Data records
++++

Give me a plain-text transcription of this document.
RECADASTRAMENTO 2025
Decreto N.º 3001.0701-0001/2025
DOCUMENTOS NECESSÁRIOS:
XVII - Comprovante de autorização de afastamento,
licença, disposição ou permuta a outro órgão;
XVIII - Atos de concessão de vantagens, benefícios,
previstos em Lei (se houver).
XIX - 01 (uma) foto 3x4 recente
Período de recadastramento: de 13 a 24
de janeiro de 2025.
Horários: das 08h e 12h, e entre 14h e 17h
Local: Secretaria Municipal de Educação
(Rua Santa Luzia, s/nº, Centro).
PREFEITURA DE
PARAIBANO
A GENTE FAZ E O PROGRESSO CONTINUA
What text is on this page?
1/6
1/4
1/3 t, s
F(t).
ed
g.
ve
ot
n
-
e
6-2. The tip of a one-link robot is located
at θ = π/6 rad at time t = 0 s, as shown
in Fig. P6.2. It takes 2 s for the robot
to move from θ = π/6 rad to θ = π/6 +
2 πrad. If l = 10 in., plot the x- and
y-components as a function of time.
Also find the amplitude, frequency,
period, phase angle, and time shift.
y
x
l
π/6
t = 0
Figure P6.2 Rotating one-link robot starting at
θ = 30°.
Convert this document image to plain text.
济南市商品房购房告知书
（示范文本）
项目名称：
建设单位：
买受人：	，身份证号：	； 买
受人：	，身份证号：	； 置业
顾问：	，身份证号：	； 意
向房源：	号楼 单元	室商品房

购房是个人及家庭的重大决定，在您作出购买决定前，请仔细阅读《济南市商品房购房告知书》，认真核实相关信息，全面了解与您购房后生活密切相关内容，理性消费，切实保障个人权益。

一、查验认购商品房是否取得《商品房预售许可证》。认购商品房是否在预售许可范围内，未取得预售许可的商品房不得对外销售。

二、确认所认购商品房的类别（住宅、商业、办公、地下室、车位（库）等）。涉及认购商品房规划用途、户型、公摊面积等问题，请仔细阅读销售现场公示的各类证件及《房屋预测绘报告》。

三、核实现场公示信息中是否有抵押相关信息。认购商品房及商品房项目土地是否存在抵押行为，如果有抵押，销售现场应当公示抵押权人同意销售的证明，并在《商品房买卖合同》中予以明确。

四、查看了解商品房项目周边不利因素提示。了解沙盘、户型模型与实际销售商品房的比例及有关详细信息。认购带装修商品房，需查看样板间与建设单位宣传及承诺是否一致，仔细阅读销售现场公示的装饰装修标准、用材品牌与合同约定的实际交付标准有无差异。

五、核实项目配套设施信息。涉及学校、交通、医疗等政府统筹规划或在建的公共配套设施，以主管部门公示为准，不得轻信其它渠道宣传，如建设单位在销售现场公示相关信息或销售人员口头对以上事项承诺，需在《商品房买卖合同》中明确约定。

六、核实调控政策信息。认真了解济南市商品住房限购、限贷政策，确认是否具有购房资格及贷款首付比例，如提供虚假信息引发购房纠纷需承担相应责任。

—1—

++++

Your goal: Find the line that contains "Convert this document image to plain text.". Repeat it and every line after it, exactly as written, up to and including the last line of the records above.

Answer in full:
Convert this document image to plain text.
济南市商品房购房告知书
（示范文本）
项目名称：
建设单位：
买受人：	，身份证号：	； 买
受人：	，身份证号：	； 置业
顾问：	，身份证号：	； 意
向房源：	号楼 单元	室商品房

购房是个人及家庭的重大决定，在您作出购买决定前，请仔细阅读《济南市商品房购房告知书》，认真核实相关信息，全面了解与您购房后生活密切相关内容，理性消费，切实保障个人权益。

一、查验认购商品房是否取得《商品房预售许可证》。认购商品房是否在预售许可范围内，未取得预售许可的商品房不得对外销售。

二、确认所认购商品房的类别（住宅、商业、办公、地下室、车位（库）等）。涉及认购商品房规划用途、户型、公摊面积等问题，请仔细阅读销售现场公示的各类证件及《房屋预测绘报告》。

三、核实现场公示信息中是否有抵押相关信息。认购商品房及商品房项目土地是否存在抵押行为，如果有抵押，销售现场应当公示抵押权人同意销售的证明，并在《商品房买卖合同》中予以明确。

四、查看了解商品房项目周边不利因素提示。了解沙盘、户型模型与实际销售商品房的比例及有关详细信息。认购带装修商品房，需查看样板间与建设单位宣传及承诺是否一致，仔细阅读销售现场公示的装饰装修标准、用材品牌与合同约定的实际交付标准有无差异。

五、核实项目配套设施信息。涉及学校、交通、医疗等政府统筹规划或在建的公共配套设施，以主管部门公示为准，不得轻信其它渠道宣传，如建设单位在销售现场公示相关信息或销售人员口头对以上事项承诺，需在《商品房买卖合同》中明确约定。

六、核实调控政策信息。认真了解济南市商品住房限购、限贷政策，确认是否具有购房资格及贷款首付比例，如提供虚假信息引发购房纠纷需承担相应责任。

—1—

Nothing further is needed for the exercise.